*PROVIDED RECORDS*
────────────────────────────────────────
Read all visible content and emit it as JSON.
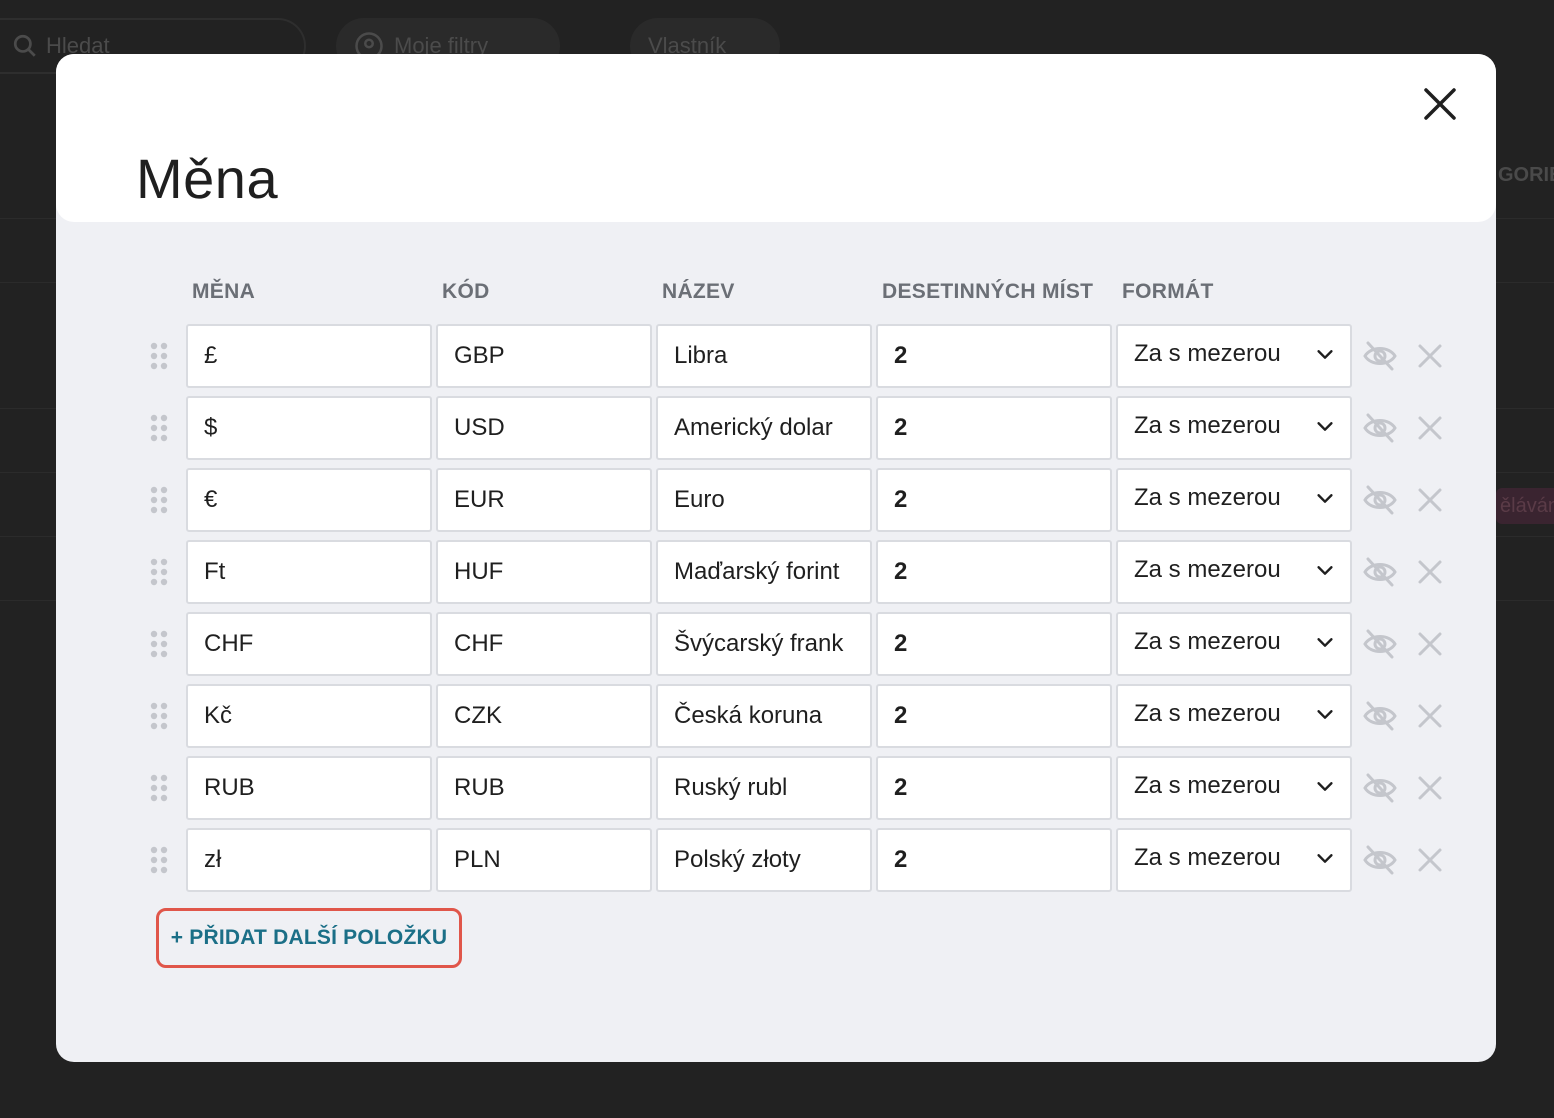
{
  "background": {
    "search_label": "Hledat",
    "filters_label": "Moje filtry",
    "owner_label": "Vlastník",
    "side_header": "GORIE",
    "side_badge": "ěláván"
  },
  "modal": {
    "title": "Měna",
    "columns": [
      "MĚNA",
      "KÓD",
      "NÁZEV",
      "DESETINNÝCH MÍST",
      "FORMÁT"
    ],
    "rows": [
      {
        "symbol": "£",
        "code": "GBP",
        "name": "Libra",
        "decimals": "2",
        "format": "Za s mezerou"
      },
      {
        "symbol": "$",
        "code": "USD",
        "name": "Americký dolar",
        "decimals": "2",
        "format": "Za s mezerou"
      },
      {
        "symbol": "€",
        "code": "EUR",
        "name": "Euro",
        "decimals": "2",
        "format": "Za s mezerou"
      },
      {
        "symbol": "Ft",
        "code": "HUF",
        "name": "Maďarský forint",
        "decimals": "2",
        "format": "Za s mezerou"
      },
      {
        "symbol": "CHF",
        "code": "CHF",
        "name": "Švýcarský frank",
        "decimals": "2",
        "format": "Za s mezerou"
      },
      {
        "symbol": "Kč",
        "code": "CZK",
        "name": "Česká koruna",
        "decimals": "2",
        "format": "Za s mezerou"
      },
      {
        "symbol": "RUB",
        "code": "RUB",
        "name": "Ruský rubl",
        "decimals": "2",
        "format": "Za s mezerou"
      },
      {
        "symbol": "zł",
        "code": "PLN",
        "name": "Polský złoty",
        "decimals": "2",
        "format": "Za s mezerou"
      }
    ],
    "add_button_label": "+ PŘIDAT DALŠÍ POLOŽKU",
    "icons": {
      "close": "close-icon",
      "drag": "drag-handle-icon",
      "visibility": "eye-off-icon",
      "remove": "close-icon",
      "dropdown": "chevron-down-icon"
    },
    "colors": {
      "accent_text": "#1b6f87",
      "highlight_border": "#e0564a",
      "muted_icon": "#c4c6cc"
    }
  }
}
────────────────────────────────────────
Set the listing down in full and exactly. Pictures within it should not appear in the copy.

*RESPONSE TO THE EXERCISE*
Read all visible content and emit it as JSON.
{
  "background": {
    "search_label": "Hledat",
    "filters_label": "Moje filtry",
    "owner_label": "Vlastník",
    "side_header": "GORIE",
    "side_badge": "ěláván"
  },
  "modal": {
    "title": "Měna",
    "columns": [
      "MĚNA",
      "KÓD",
      "NÁZEV",
      "DESETINNÝCH MÍST",
      "FORMÁT"
    ],
    "rows": [
      {
        "symbol": "£",
        "code": "GBP",
        "name": "Libra",
        "decimals": "2",
        "format": "Za s mezerou"
      },
      {
        "symbol": "$",
        "code": "USD",
        "name": "Americký dolar",
        "decimals": "2",
        "format": "Za s mezerou"
      },
      {
        "symbol": "€",
        "code": "EUR",
        "name": "Euro",
        "decimals": "2",
        "format": "Za s mezerou"
      },
      {
        "symbol": "Ft",
        "code": "HUF",
        "name": "Maďarský forint",
        "decimals": "2",
        "format": "Za s mezerou"
      },
      {
        "symbol": "CHF",
        "code": "CHF",
        "name": "Švýcarský frank",
        "decimals": "2",
        "format": "Za s mezerou"
      },
      {
        "symbol": "Kč",
        "code": "CZK",
        "name": "Česká koruna",
        "decimals": "2",
        "format": "Za s mezerou"
      },
      {
        "symbol": "RUB",
        "code": "RUB",
        "name": "Ruský rubl",
        "decimals": "2",
        "format": "Za s mezerou"
      },
      {
        "symbol": "zł",
        "code": "PLN",
        "name": "Polský złoty",
        "decimals": "2",
        "format": "Za s mezerou"
      }
    ],
    "add_button_label": "+ PŘIDAT DALŠÍ POLOŽKU",
    "icons": {
      "close": "close-icon",
      "drag": "drag-handle-icon",
      "visibility": "eye-off-icon",
      "remove": "close-icon",
      "dropdown": "chevron-down-icon"
    },
    "colors": {
      "accent_text": "#1b6f87",
      "highlight_border": "#e0564a",
      "muted_icon": "#c4c6cc"
    }
  }
}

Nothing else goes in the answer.